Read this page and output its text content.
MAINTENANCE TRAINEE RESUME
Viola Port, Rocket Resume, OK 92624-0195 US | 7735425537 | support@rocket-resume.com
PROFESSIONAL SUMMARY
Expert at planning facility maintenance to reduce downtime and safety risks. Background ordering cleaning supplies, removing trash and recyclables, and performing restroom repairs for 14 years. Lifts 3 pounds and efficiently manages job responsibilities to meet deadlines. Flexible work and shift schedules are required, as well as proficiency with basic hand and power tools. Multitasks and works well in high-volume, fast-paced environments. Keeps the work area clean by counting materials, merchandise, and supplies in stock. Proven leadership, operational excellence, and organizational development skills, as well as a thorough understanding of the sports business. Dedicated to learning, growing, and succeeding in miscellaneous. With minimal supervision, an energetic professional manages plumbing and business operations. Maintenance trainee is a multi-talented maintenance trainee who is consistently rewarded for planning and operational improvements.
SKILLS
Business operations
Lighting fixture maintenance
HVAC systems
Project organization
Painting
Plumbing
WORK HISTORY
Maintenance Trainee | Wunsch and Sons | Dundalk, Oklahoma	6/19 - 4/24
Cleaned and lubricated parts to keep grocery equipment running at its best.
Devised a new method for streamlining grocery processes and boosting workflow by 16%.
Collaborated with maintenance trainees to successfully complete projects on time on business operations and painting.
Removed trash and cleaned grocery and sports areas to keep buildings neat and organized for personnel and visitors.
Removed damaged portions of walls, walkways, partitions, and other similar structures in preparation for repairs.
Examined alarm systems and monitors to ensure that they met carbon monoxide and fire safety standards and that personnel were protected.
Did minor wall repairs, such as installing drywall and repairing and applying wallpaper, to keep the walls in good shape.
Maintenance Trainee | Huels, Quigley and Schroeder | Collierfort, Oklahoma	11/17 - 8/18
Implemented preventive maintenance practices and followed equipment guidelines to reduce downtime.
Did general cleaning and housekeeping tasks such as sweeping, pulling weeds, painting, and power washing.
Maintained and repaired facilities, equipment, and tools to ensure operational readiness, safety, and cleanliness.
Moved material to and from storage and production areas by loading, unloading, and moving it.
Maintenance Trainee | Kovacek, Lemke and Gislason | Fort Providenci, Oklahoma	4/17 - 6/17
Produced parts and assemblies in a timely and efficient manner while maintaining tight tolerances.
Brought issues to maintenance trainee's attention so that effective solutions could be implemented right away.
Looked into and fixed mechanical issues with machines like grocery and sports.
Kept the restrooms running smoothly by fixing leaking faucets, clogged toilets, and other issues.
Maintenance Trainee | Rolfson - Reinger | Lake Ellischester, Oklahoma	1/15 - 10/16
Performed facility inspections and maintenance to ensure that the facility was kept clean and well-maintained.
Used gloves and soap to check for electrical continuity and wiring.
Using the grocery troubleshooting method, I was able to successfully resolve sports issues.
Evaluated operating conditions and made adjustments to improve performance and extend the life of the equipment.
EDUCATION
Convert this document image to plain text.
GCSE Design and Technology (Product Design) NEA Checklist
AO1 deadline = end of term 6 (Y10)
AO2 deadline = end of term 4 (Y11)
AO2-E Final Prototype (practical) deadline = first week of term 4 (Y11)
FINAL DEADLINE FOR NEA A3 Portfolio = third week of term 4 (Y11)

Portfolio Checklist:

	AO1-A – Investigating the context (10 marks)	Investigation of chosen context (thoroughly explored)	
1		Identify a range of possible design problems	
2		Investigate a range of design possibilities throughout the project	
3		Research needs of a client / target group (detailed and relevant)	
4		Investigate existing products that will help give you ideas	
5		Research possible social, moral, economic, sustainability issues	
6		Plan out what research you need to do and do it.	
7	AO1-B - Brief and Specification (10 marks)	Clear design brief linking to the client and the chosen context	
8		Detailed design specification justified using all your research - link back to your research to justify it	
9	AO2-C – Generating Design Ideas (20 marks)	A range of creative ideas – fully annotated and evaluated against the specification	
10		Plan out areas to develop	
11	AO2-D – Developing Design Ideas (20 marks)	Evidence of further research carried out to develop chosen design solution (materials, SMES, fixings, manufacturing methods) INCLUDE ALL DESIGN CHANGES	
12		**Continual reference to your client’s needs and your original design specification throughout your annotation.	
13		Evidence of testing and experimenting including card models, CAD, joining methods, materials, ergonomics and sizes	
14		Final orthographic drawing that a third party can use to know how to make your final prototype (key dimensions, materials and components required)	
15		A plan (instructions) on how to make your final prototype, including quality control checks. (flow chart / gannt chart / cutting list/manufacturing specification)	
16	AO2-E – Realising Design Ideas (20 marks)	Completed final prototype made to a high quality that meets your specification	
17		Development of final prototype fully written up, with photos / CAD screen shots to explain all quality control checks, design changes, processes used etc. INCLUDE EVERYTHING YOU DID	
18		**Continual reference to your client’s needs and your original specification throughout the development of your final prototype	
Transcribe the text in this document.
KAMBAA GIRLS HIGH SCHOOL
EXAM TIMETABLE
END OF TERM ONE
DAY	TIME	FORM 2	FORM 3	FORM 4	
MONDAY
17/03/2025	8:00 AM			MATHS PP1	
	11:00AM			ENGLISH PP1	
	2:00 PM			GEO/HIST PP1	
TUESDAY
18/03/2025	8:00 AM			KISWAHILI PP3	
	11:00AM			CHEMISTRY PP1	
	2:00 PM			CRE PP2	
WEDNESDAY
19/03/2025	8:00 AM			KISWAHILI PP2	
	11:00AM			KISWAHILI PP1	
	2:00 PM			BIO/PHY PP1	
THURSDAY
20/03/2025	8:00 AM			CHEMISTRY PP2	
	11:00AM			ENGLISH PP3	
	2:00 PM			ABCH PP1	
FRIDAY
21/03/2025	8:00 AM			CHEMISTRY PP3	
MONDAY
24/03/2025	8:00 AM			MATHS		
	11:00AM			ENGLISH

(TASK BRIEF) Write out the whole listing again, exactly as it stands.

(RESPONSE BELOW)
Read this page and output its text content.
MAINTENANCE TRAINEE RESUME
Viola Port, Rocket Resume, OK 92624-0195 US | 7735425537 | support@rocket-resume.com
PROFESSIONAL SUMMARY
Expert at planning facility maintenance to reduce downtime and safety risks. Background ordering cleaning supplies, removing trash and recyclables, and performing restroom repairs for 14 years. Lifts 3 pounds and efficiently manages job responsibilities to meet deadlines. Flexible work and shift schedules are required, as well as proficiency with basic hand and power tools. Multitasks and works well in high-volume, fast-paced environments. Keeps the work area clean by counting materials, merchandise, and supplies in stock. Proven leadership, operational excellence, and organizational development skills, as well as a thorough understanding of the sports business. Dedicated to learning, growing, and succeeding in miscellaneous. With minimal supervision, an energetic professional manages plumbing and business operations. Maintenance trainee is a multi-talented maintenance trainee who is consistently rewarded for planning and operational improvements.
SKILLS
Business operations
Lighting fixture maintenance
HVAC systems
Project organization
Painting
Plumbing
WORK HISTORY
Maintenance Trainee | Wunsch and Sons | Dundalk, Oklahoma	6/19 - 4/24
Cleaned and lubricated parts to keep grocery equipment running at its best.
Devised a new method for streamlining grocery processes and boosting workflow by 16%.
Collaborated with maintenance trainees to successfully complete projects on time on business operations and painting.
Removed trash and cleaned grocery and sports areas to keep buildings neat and organized for personnel and visitors.
Removed damaged portions of walls, walkways, partitions, and other similar structures in preparation for repairs.
Examined alarm systems and monitors to ensure that they met carbon monoxide and fire safety standards and that personnel were protected.
Did minor wall repairs, such as installing drywall and repairing and applying wallpaper, to keep the walls in good shape.
Maintenance Trainee | Huels, Quigley and Schroeder | Collierfort, Oklahoma	11/17 - 8/18
Implemented preventive maintenance practices and followed equipment guidelines to reduce downtime.
Did general cleaning and housekeeping tasks such as sweeping, pulling weeds, painting, and power washing.
Maintained and repaired facilities, equipment, and tools to ensure operational readiness, safety, and cleanliness.
Moved material to and from storage and production areas by loading, unloading, and moving it.
Maintenance Trainee | Kovacek, Lemke and Gislason | Fort Providenci, Oklahoma	4/17 - 6/17
Produced parts and assemblies in a timely and efficient manner while maintaining tight tolerances.
Brought issues to maintenance trainee's attention so that effective solutions could be implemented right away.
Looked into and fixed mechanical issues with machines like grocery and sports.
Kept the restrooms running smoothly by fixing leaking faucets, clogged toilets, and other issues.
Maintenance Trainee | Rolfson - Reinger | Lake Ellischester, Oklahoma	1/15 - 10/16
Performed facility inspections and maintenance to ensure that the facility was kept clean and well-maintained.
Used gloves and soap to check for electrical continuity and wiring.
Using the grocery troubleshooting method, I was able to successfully resolve sports issues.
Evaluated operating conditions and made adjustments to improve performance and extend the life of the equipment.
EDUCATION
Convert this document image to plain text.
GCSE Design and Technology (Product Design) NEA Checklist
AO1 deadline = end of term 6 (Y10)
AO2 deadline = end of term 4 (Y11)
AO2-E Final Prototype (practical) deadline = first week of term 4 (Y11)
FINAL DEADLINE FOR NEA A3 Portfolio = third week of term 4 (Y11)

Portfolio Checklist:

	AO1-A – Investigating the context (10 marks)	Investigation of chosen context (thoroughly explored)	
1		Identify a range of possible design problems	
2		Investigate a range of design possibilities throughout the project	
3		Research needs of a client / target group (detailed and relevant)	
4		Investigate existing products that will help give you ideas	
5		Research possible social, moral, economic, sustainability issues	
6		Plan out what research you need to do and do it.	
7	AO1-B - Brief and Specification (10 marks)	Clear design brief linking to the client and the chosen context	
8		Detailed design specification justified using all your research - link back to your research to justify it	
9	AO2-C – Generating Design Ideas (20 marks)	A range of creative ideas – fully annotated and evaluated against the specification	
10		Plan out areas to develop	
11	AO2-D – Developing Design Ideas (20 marks)	Evidence of further research carried out to develop chosen design solution (materials, SMES, fixings, manufacturing methods) INCLUDE ALL DESIGN CHANGES	
12		**Continual reference to your client’s needs and your original design specification throughout your annotation.	
13		Evidence of testing and experimenting including card models, CAD, joining methods, materials, ergonomics and sizes	
14		Final orthographic drawing that a third party can use to know how to make your final prototype (key dimensions, materials and components required)	
15		A plan (instructions) on how to make your final prototype, including quality control checks. (flow chart / gannt chart / cutting list/manufacturing specification)	
16	AO2-E – Realising Design Ideas (20 marks)	Completed final prototype made to a high quality that meets your specification	
17		Development of final prototype fully written up, with photos / CAD screen shots to explain all quality control checks, design changes, processes used etc. INCLUDE EVERYTHING YOU DID	
18		**Continual reference to your client’s needs and your original specification throughout the development of your final prototype	
Transcribe the text in this document.
KAMBAA GIRLS HIGH SCHOOL
EXAM TIMETABLE
END OF TERM ONE
DAY	TIME	FORM 2	FORM 3	FORM 4	
MONDAY
17/03/2025	8:00 AM			MATHS PP1	
	11:00AM			ENGLISH PP1	
	2:00 PM			GEO/HIST PP1	
TUESDAY
18/03/2025	8:00 AM			KISWAHILI PP3	
	11:00AM			CHEMISTRY PP1	
	2:00 PM			CRE PP2	
WEDNESDAY
19/03/2025	8:00 AM			KISWAHILI PP2	
	11:00AM			KISWAHILI PP1	
	2:00 PM			BIO/PHY PP1	
THURSDAY
20/03/2025	8:00 AM			CHEMISTRY PP2	
	11:00AM			ENGLISH PP3	
	2:00 PM			ABCH PP1	
FRIDAY
21/03/2025	8:00 AM			CHEMISTRY PP3	
MONDAY
24/03/2025	8:00 AM			MATHS		
	11:00AM			ENGLISH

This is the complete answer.